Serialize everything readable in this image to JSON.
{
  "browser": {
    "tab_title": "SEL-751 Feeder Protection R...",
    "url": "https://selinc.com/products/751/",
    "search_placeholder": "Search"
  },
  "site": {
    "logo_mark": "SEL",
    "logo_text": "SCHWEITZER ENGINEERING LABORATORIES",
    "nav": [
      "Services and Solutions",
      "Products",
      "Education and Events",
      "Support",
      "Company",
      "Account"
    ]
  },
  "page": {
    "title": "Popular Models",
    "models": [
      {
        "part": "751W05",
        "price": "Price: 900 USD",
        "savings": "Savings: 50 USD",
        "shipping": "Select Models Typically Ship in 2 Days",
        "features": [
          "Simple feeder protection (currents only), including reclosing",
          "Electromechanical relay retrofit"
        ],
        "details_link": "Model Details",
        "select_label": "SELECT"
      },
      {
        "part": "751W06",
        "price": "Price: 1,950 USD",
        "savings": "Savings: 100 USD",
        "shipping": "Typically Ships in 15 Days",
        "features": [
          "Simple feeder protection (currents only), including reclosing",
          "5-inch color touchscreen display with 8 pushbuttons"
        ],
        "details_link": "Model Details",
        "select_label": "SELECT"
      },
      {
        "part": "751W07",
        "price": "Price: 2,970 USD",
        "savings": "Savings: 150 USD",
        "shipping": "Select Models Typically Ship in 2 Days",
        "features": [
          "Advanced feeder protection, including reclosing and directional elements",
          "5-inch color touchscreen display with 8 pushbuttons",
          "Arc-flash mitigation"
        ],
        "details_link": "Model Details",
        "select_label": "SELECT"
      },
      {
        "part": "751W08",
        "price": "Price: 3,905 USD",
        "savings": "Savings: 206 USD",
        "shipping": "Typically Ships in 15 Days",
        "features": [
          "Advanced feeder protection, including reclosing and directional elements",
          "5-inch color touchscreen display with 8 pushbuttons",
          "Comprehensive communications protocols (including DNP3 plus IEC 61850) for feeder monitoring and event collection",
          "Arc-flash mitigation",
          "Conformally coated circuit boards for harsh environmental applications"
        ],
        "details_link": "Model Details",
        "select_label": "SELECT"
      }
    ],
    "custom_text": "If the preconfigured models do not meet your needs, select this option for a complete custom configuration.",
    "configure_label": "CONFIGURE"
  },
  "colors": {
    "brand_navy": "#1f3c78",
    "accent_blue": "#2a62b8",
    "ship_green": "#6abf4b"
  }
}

.....

[Directions]: Check each line of the records above for the string "savings", and report every line that has it.

[Solution to this problem]:
        "savings": "Savings: 50 USD",
        "savings": "Savings: 100 USD",
        "savings": "Savings: 150 USD",
        "savings": "Savings: 206 USD",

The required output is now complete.